Transcribe each record below word for word.

-- Begin --

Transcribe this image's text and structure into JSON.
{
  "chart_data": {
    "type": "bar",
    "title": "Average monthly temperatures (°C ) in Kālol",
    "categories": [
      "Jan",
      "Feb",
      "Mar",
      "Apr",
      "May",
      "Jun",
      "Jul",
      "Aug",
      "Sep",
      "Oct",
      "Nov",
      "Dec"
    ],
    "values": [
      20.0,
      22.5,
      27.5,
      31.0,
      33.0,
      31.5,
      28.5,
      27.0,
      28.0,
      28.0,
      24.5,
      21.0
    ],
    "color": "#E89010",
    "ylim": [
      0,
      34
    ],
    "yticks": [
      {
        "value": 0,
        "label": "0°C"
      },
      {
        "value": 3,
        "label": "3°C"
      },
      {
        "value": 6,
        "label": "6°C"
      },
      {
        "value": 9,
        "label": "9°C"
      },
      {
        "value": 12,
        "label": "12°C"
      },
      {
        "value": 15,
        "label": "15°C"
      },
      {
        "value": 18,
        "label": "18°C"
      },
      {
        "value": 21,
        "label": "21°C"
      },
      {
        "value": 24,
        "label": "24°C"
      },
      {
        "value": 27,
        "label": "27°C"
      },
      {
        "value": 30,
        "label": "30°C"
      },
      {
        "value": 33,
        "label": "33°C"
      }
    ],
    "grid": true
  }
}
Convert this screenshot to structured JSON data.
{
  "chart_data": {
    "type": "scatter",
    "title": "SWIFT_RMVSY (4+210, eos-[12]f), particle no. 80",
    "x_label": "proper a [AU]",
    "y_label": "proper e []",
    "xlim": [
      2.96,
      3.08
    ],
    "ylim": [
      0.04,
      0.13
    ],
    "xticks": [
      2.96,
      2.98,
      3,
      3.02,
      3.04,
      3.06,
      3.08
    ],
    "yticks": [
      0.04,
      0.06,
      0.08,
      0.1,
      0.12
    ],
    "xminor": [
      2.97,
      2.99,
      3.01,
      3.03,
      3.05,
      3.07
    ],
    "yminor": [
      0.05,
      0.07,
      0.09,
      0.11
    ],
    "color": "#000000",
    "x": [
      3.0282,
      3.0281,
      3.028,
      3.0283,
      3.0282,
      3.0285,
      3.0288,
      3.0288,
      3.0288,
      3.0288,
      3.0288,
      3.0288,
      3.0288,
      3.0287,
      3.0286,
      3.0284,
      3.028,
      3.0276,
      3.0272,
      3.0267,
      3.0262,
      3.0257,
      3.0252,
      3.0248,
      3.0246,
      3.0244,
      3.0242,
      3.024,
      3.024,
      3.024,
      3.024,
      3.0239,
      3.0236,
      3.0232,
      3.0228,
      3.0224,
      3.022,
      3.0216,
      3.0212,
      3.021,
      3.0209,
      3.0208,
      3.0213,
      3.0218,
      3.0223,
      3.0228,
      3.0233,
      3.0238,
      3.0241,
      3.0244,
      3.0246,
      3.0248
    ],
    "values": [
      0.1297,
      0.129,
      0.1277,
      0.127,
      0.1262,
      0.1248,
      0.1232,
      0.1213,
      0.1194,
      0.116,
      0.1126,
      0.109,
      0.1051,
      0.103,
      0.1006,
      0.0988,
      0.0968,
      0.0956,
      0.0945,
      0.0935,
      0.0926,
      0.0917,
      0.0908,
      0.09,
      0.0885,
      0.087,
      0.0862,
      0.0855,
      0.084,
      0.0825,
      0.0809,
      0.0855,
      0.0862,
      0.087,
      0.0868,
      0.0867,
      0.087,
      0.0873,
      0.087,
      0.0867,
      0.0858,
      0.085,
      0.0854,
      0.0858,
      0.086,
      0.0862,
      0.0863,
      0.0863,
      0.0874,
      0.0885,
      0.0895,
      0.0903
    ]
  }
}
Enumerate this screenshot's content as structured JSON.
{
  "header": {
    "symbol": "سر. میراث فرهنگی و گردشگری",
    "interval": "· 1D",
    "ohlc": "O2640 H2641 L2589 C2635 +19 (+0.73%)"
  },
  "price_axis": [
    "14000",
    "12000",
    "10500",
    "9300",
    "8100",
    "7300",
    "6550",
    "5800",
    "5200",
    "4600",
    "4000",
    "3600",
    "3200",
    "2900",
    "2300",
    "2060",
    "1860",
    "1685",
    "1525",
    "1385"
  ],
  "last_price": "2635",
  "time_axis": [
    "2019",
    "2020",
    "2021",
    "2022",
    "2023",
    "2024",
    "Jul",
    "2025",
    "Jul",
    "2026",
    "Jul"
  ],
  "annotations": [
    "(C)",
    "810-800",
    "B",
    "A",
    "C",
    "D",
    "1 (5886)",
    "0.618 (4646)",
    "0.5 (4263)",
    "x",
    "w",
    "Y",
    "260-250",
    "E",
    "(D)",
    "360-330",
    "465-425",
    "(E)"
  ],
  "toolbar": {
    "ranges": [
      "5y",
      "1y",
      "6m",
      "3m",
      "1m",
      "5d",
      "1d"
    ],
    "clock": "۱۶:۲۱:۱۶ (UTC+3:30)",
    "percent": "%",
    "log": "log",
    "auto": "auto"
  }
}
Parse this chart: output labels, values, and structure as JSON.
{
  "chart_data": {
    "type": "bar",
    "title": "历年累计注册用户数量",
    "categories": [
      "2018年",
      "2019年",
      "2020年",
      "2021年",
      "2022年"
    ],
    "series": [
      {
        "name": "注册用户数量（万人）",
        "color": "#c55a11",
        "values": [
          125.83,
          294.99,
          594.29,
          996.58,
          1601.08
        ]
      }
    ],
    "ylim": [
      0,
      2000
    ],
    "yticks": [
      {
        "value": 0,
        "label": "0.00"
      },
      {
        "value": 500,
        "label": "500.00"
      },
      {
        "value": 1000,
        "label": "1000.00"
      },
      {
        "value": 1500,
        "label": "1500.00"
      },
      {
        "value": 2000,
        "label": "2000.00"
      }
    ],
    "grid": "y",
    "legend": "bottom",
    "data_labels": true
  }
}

-- End --

◆ Finished task ◆
Transcribe this image's text and structure into JSON.
{
  "chart_data": {
    "type": "bar",
    "title": "Average monthly temperatures (°C ) in Kālol",
    "categories": [
      "Jan",
      "Feb",
      "Mar",
      "Apr",
      "May",
      "Jun",
      "Jul",
      "Aug",
      "Sep",
      "Oct",
      "Nov",
      "Dec"
    ],
    "values": [
      20.0,
      22.5,
      27.5,
      31.0,
      33.0,
      31.5,
      28.5,
      27.0,
      28.0,
      28.0,
      24.5,
      21.0
    ],
    "color": "#E89010",
    "ylim": [
      0,
      34
    ],
    "yticks": [
      {
        "value": 0,
        "label": "0°C"
      },
      {
        "value": 3,
        "label": "3°C"
      },
      {
        "value": 6,
        "label": "6°C"
      },
      {
        "value": 9,
        "label": "9°C"
      },
      {
        "value": 12,
        "label": "12°C"
      },
      {
        "value": 15,
        "label": "15°C"
      },
      {
        "value": 18,
        "label": "18°C"
      },
      {
        "value": 21,
        "label": "21°C"
      },
      {
        "value": 24,
        "label": "24°C"
      },
      {
        "value": 27,
        "label": "27°C"
      },
      {
        "value": 30,
        "label": "30°C"
      },
      {
        "value": 33,
        "label": "33°C"
      }
    ],
    "grid": true
  }
}
Convert this screenshot to structured JSON data.
{
  "chart_data": {
    "type": "scatter",
    "title": "SWIFT_RMVSY (4+210, eos-[12]f), particle no. 80",
    "x_label": "proper a [AU]",
    "y_label": "proper e []",
    "xlim": [
      2.96,
      3.08
    ],
    "ylim": [
      0.04,
      0.13
    ],
    "xticks": [
      2.96,
      2.98,
      3,
      3.02,
      3.04,
      3.06,
      3.08
    ],
    "yticks": [
      0.04,
      0.06,
      0.08,
      0.1,
      0.12
    ],
    "xminor": [
      2.97,
      2.99,
      3.01,
      3.03,
      3.05,
      3.07
    ],
    "yminor": [
      0.05,
      0.07,
      0.09,
      0.11
    ],
    "color": "#000000",
    "x": [
      3.0282,
      3.0281,
      3.028,
      3.0283,
      3.0282,
      3.0285,
      3.0288,
      3.0288,
      3.0288,
      3.0288,
      3.0288,
      3.0288,
      3.0288,
      3.0287,
      3.0286,
      3.0284,
      3.028,
      3.0276,
      3.0272,
      3.0267,
      3.0262,
      3.0257,
      3.0252,
      3.0248,
      3.0246,
      3.0244,
      3.0242,
      3.024,
      3.024,
      3.024,
      3.024,
      3.0239,
      3.0236,
      3.0232,
      3.0228,
      3.0224,
      3.022,
      3.0216,
      3.0212,
      3.021,
      3.0209,
      3.0208,
      3.0213,
      3.0218,
      3.0223,
      3.0228,
      3.0233,
      3.0238,
      3.0241,
      3.0244,
      3.0246,
      3.0248
    ],
    "values": [
      0.1297,
      0.129,
      0.1277,
      0.127,
      0.1262,
      0.1248,
      0.1232,
      0.1213,
      0.1194,
      0.116,
      0.1126,
      0.109,
      0.1051,
      0.103,
      0.1006,
      0.0988,
      0.0968,
      0.0956,
      0.0945,
      0.0935,
      0.0926,
      0.0917,
      0.0908,
      0.09,
      0.0885,
      0.087,
      0.0862,
      0.0855,
      0.084,
      0.0825,
      0.0809,
      0.0855,
      0.0862,
      0.087,
      0.0868,
      0.0867,
      0.087,
      0.0873,
      0.087,
      0.0867,
      0.0858,
      0.085,
      0.0854,
      0.0858,
      0.086,
      0.0862,
      0.0863,
      0.0863,
      0.0874,
      0.0885,
      0.0895,
      0.0903
    ]
  }
}
Enumerate this screenshot's content as structured JSON.
{
  "header": {
    "symbol": "سر. میراث فرهنگی و گردشگری",
    "interval": "· 1D",
    "ohlc": "O2640 H2641 L2589 C2635 +19 (+0.73%)"
  },
  "price_axis": [
    "14000",
    "12000",
    "10500",
    "9300",
    "8100",
    "7300",
    "6550",
    "5800",
    "5200",
    "4600",
    "4000",
    "3600",
    "3200",
    "2900",
    "2300",
    "2060",
    "1860",
    "1685",
    "1525",
    "1385"
  ],
  "last_price": "2635",
  "time_axis": [
    "2019",
    "2020",
    "2021",
    "2022",
    "2023",
    "2024",
    "Jul",
    "2025",
    "Jul",
    "2026",
    "Jul"
  ],
  "annotations": [
    "(C)",
    "810-800",
    "B",
    "A",
    "C",
    "D",
    "1 (5886)",
    "0.618 (4646)",
    "0.5 (4263)",
    "x",
    "w",
    "Y",
    "260-250",
    "E",
    "(D)",
    "360-330",
    "465-425",
    "(E)"
  ],
  "toolbar": {
    "ranges": [
      "5y",
      "1y",
      "6m",
      "3m",
      "1m",
      "5d",
      "1d"
    ],
    "clock": "۱۶:۲۱:۱۶ (UTC+3:30)",
    "percent": "%",
    "log": "log",
    "auto": "auto"
  }
}
Parse this chart: output labels, values, and structure as JSON.
{
  "chart_data": {
    "type": "bar",
    "title": "历年累计注册用户数量",
    "categories": [
      "2018年",
      "2019年",
      "2020年",
      "2021年",
      "2022年"
    ],
    "series": [
      {
        "name": "注册用户数量（万人）",
        "color": "#c55a11",
        "values": [
          125.83,
          294.99,
          594.29,
          996.58,
          1601.08
        ]
      }
    ],
    "ylim": [
      0,
      2000
    ],
    "yticks": [
      {
        "value": 0,
        "label": "0.00"
      },
      {
        "value": 500,
        "label": "500.00"
      },
      {
        "value": 1000,
        "label": "1000.00"
      },
      {
        "value": 1500,
        "label": "1500.00"
      },
      {
        "value": 2000,
        "label": "2000.00"
      }
    ],
    "grid": "y",
    "legend": "bottom",
    "data_labels": true
  }
}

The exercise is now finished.